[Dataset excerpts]
--- begin ---

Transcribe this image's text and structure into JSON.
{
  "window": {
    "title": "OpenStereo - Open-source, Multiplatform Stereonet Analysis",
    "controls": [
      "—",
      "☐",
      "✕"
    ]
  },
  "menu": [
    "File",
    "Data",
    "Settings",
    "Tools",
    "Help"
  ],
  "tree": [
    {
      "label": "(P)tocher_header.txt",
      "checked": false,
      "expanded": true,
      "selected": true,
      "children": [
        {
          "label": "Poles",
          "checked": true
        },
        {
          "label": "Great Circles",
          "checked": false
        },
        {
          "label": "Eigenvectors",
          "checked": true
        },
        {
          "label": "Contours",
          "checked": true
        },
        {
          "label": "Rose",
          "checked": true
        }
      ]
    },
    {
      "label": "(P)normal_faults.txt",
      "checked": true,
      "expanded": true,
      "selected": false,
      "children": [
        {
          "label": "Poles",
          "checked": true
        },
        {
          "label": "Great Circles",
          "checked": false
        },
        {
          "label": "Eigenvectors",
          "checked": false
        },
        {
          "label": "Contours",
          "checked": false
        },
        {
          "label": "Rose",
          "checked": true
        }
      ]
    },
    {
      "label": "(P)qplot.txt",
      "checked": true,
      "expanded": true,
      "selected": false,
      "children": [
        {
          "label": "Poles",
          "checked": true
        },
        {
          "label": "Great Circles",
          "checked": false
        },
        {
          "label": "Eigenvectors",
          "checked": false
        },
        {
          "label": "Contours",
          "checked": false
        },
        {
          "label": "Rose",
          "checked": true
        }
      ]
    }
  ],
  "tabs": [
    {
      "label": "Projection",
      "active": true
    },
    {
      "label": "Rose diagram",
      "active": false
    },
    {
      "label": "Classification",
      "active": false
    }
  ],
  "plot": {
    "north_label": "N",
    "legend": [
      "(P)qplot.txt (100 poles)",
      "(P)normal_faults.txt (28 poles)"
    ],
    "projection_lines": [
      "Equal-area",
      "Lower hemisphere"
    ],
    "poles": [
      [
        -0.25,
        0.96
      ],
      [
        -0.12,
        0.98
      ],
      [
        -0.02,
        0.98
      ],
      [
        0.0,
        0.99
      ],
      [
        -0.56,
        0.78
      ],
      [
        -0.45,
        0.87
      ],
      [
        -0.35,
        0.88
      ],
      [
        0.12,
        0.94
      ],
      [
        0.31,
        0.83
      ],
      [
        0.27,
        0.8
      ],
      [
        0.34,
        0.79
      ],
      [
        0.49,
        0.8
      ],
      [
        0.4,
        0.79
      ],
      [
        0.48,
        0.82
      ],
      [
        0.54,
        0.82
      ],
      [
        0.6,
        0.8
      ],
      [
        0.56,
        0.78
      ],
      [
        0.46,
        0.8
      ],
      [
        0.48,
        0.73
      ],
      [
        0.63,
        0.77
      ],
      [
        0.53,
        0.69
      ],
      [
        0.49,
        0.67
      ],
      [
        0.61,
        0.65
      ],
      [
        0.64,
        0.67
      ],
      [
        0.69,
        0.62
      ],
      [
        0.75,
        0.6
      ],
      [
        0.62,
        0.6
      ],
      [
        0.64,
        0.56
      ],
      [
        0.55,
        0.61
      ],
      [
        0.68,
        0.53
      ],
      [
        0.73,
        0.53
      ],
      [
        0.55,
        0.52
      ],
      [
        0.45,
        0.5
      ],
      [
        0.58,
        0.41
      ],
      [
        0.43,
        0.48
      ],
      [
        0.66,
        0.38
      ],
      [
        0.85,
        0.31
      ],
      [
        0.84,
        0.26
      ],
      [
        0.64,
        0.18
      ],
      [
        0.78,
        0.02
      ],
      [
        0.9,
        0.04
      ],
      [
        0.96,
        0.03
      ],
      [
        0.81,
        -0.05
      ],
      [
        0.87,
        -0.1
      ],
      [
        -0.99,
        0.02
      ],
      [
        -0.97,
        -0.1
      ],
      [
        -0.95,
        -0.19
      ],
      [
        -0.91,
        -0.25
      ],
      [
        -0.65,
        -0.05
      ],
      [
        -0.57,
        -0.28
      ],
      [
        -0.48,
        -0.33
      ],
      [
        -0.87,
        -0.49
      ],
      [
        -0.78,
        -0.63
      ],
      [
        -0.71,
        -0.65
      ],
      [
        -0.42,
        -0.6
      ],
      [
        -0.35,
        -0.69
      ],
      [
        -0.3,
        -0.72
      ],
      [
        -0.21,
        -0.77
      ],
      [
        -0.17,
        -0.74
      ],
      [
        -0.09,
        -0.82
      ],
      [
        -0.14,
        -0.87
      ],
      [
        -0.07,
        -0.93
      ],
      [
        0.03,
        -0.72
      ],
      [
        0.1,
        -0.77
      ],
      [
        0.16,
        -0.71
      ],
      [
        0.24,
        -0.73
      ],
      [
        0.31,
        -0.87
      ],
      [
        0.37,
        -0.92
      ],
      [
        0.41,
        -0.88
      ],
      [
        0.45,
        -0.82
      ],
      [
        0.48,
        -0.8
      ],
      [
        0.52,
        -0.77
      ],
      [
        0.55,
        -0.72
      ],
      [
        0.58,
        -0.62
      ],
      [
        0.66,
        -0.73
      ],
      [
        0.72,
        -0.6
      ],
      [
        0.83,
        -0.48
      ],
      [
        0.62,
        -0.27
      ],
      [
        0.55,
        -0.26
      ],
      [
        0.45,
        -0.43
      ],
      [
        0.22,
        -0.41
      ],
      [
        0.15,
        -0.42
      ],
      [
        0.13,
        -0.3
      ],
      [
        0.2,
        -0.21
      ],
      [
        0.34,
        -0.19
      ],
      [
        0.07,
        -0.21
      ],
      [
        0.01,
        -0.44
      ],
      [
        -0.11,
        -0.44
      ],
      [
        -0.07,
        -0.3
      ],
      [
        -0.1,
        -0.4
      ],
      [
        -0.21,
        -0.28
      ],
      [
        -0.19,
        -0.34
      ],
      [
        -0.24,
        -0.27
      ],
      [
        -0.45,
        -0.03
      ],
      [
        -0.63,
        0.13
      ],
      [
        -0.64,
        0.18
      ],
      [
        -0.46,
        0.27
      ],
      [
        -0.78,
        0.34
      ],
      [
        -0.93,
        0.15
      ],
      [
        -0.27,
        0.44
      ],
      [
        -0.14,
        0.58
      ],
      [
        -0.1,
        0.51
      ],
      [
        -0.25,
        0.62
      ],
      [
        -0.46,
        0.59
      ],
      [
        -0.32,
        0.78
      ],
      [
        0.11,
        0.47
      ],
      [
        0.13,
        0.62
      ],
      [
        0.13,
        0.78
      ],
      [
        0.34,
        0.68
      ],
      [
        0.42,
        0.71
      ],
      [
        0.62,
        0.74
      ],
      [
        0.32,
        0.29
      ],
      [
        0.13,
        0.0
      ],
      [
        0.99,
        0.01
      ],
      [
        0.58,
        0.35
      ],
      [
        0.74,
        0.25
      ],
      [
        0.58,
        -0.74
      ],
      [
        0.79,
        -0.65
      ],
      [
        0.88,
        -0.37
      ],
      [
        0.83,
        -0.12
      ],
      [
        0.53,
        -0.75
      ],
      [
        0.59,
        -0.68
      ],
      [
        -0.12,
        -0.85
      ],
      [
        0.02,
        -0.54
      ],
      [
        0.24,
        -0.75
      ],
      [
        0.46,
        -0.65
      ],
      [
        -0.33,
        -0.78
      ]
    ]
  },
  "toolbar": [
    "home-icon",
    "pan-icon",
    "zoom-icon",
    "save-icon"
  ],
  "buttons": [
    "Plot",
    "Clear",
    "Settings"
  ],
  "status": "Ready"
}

--- end ---

Written task:
Send back all of the entries exactly, with nothing missing.

Written answer:
Transcribe this image's text and structure into JSON.
{
  "window": {
    "title": "OpenStereo - Open-source, Multiplatform Stereonet Analysis",
    "controls": [
      "—",
      "☐",
      "✕"
    ]
  },
  "menu": [
    "File",
    "Data",
    "Settings",
    "Tools",
    "Help"
  ],
  "tree": [
    {
      "label": "(P)tocher_header.txt",
      "checked": false,
      "expanded": true,
      "selected": true,
      "children": [
        {
          "label": "Poles",
          "checked": true
        },
        {
          "label": "Great Circles",
          "checked": false
        },
        {
          "label": "Eigenvectors",
          "checked": true
        },
        {
          "label": "Contours",
          "checked": true
        },
        {
          "label": "Rose",
          "checked": true
        }
      ]
    },
    {
      "label": "(P)normal_faults.txt",
      "checked": true,
      "expanded": true,
      "selected": false,
      "children": [
        {
          "label": "Poles",
          "checked": true
        },
        {
          "label": "Great Circles",
          "checked": false
        },
        {
          "label": "Eigenvectors",
          "checked": false
        },
        {
          "label": "Contours",
          "checked": false
        },
        {
          "label": "Rose",
          "checked": true
        }
      ]
    },
    {
      "label": "(P)qplot.txt",
      "checked": true,
      "expanded": true,
      "selected": false,
      "children": [
        {
          "label": "Poles",
          "checked": true
        },
        {
          "label": "Great Circles",
          "checked": false
        },
        {
          "label": "Eigenvectors",
          "checked": false
        },
        {
          "label": "Contours",
          "checked": false
        },
        {
          "label": "Rose",
          "checked": true
        }
      ]
    }
  ],
  "tabs": [
    {
      "label": "Projection",
      "active": true
    },
    {
      "label": "Rose diagram",
      "active": false
    },
    {
      "label": "Classification",
      "active": false
    }
  ],
  "plot": {
    "north_label": "N",
    "legend": [
      "(P)qplot.txt (100 poles)",
      "(P)normal_faults.txt (28 poles)"
    ],
    "projection_lines": [
      "Equal-area",
      "Lower hemisphere"
    ],
    "poles": [
      [
        -0.25,
        0.96
      ],
      [
        -0.12,
        0.98
      ],
      [
        -0.02,
        0.98
      ],
      [
        0.0,
        0.99
      ],
      [
        -0.56,
        0.78
      ],
      [
        -0.45,
        0.87
      ],
      [
        -0.35,
        0.88
      ],
      [
        0.12,
        0.94
      ],
      [
        0.31,
        0.83
      ],
      [
        0.27,
        0.8
      ],
      [
        0.34,
        0.79
      ],
      [
        0.49,
        0.8
      ],
      [
        0.4,
        0.79
      ],
      [
        0.48,
        0.82
      ],
      [
        0.54,
        0.82
      ],
      [
        0.6,
        0.8
      ],
      [
        0.56,
        0.78
      ],
      [
        0.46,
        0.8
      ],
      [
        0.48,
        0.73
      ],
      [
        0.63,
        0.77
      ],
      [
        0.53,
        0.69
      ],
      [
        0.49,
        0.67
      ],
      [
        0.61,
        0.65
      ],
      [
        0.64,
        0.67
      ],
      [
        0.69,
        0.62
      ],
      [
        0.75,
        0.6
      ],
      [
        0.62,
        0.6
      ],
      [
        0.64,
        0.56
      ],
      [
        0.55,
        0.61
      ],
      [
        0.68,
        0.53
      ],
      [
        0.73,
        0.53
      ],
      [
        0.55,
        0.52
      ],
      [
        0.45,
        0.5
      ],
      [
        0.58,
        0.41
      ],
      [
        0.43,
        0.48
      ],
      [
        0.66,
        0.38
      ],
      [
        0.85,
        0.31
      ],
      [
        0.84,
        0.26
      ],
      [
        0.64,
        0.18
      ],
      [
        0.78,
        0.02
      ],
      [
        0.9,
        0.04
      ],
      [
        0.96,
        0.03
      ],
      [
        0.81,
        -0.05
      ],
      [
        0.87,
        -0.1
      ],
      [
        -0.99,
        0.02
      ],
      [
        -0.97,
        -0.1
      ],
      [
        -0.95,
        -0.19
      ],
      [
        -0.91,
        -0.25
      ],
      [
        -0.65,
        -0.05
      ],
      [
        -0.57,
        -0.28
      ],
      [
        -0.48,
        -0.33
      ],
      [
        -0.87,
        -0.49
      ],
      [
        -0.78,
        -0.63
      ],
      [
        -0.71,
        -0.65
      ],
      [
        -0.42,
        -0.6
      ],
      [
        -0.35,
        -0.69
      ],
      [
        -0.3,
        -0.72
      ],
      [
        -0.21,
        -0.77
      ],
      [
        -0.17,
        -0.74
      ],
      [
        -0.09,
        -0.82
      ],
      [
        -0.14,
        -0.87
      ],
      [
        -0.07,
        -0.93
      ],
      [
        0.03,
        -0.72
      ],
      [
        0.1,
        -0.77
      ],
      [
        0.16,
        -0.71
      ],
      [
        0.24,
        -0.73
      ],
      [
        0.31,
        -0.87
      ],
      [
        0.37,
        -0.92
      ],
      [
        0.41,
        -0.88
      ],
      [
        0.45,
        -0.82
      ],
      [
        0.48,
        -0.8
      ],
      [
        0.52,
        -0.77
      ],
      [
        0.55,
        -0.72
      ],
      [
        0.58,
        -0.62
      ],
      [
        0.66,
        -0.73
      ],
      [
        0.72,
        -0.6
      ],
      [
        0.83,
        -0.48
      ],
      [
        0.62,
        -0.27
      ],
      [
        0.55,
        -0.26
      ],
      [
        0.45,
        -0.43
      ],
      [
        0.22,
        -0.41
      ],
      [
        0.15,
        -0.42
      ],
      [
        0.13,
        -0.3
      ],
      [
        0.2,
        -0.21
      ],
      [
        0.34,
        -0.19
      ],
      [
        0.07,
        -0.21
      ],
      [
        0.01,
        -0.44
      ],
      [
        -0.11,
        -0.44
      ],
      [
        -0.07,
        -0.3
      ],
      [
        -0.1,
        -0.4
      ],
      [
        -0.21,
        -0.28
      ],
      [
        -0.19,
        -0.34
      ],
      [
        -0.24,
        -0.27
      ],
      [
        -0.45,
        -0.03
      ],
      [
        -0.63,
        0.13
      ],
      [
        -0.64,
        0.18
      ],
      [
        -0.46,
        0.27
      ],
      [
        -0.78,
        0.34
      ],
      [
        -0.93,
        0.15
      ],
      [
        -0.27,
        0.44
      ],
      [
        -0.14,
        0.58
      ],
      [
        -0.1,
        0.51
      ],
      [
        -0.25,
        0.62
      ],
      [
        -0.46,
        0.59
      ],
      [
        -0.32,
        0.78
      ],
      [
        0.11,
        0.47
      ],
      [
        0.13,
        0.62
      ],
      [
        0.13,
        0.78
      ],
      [
        0.34,
        0.68
      ],
      [
        0.42,
        0.71
      ],
      [
        0.62,
        0.74
      ],
      [
        0.32,
        0.29
      ],
      [
        0.13,
        0.0
      ],
      [
        0.99,
        0.01
      ],
      [
        0.58,
        0.35
      ],
      [
        0.74,
        0.25
      ],
      [
        0.58,
        -0.74
      ],
      [
        0.79,
        -0.65
      ],
      [
        0.88,
        -0.37
      ],
      [
        0.83,
        -0.12
      ],
      [
        0.53,
        -0.75
      ],
      [
        0.59,
        -0.68
      ],
      [
        -0.12,
        -0.85
      ],
      [
        0.02,
        -0.54
      ],
      [
        0.24,
        -0.75
      ],
      [
        0.46,
        -0.65
      ],
      [
        -0.33,
        -0.78
      ]
    ]
  },
  "toolbar": [
    "home-icon",
    "pan-icon",
    "zoom-icon",
    "save-icon"
  ],
  "buttons": [
    "Plot",
    "Clear",
    "Settings"
  ],
  "status": "Ready"
}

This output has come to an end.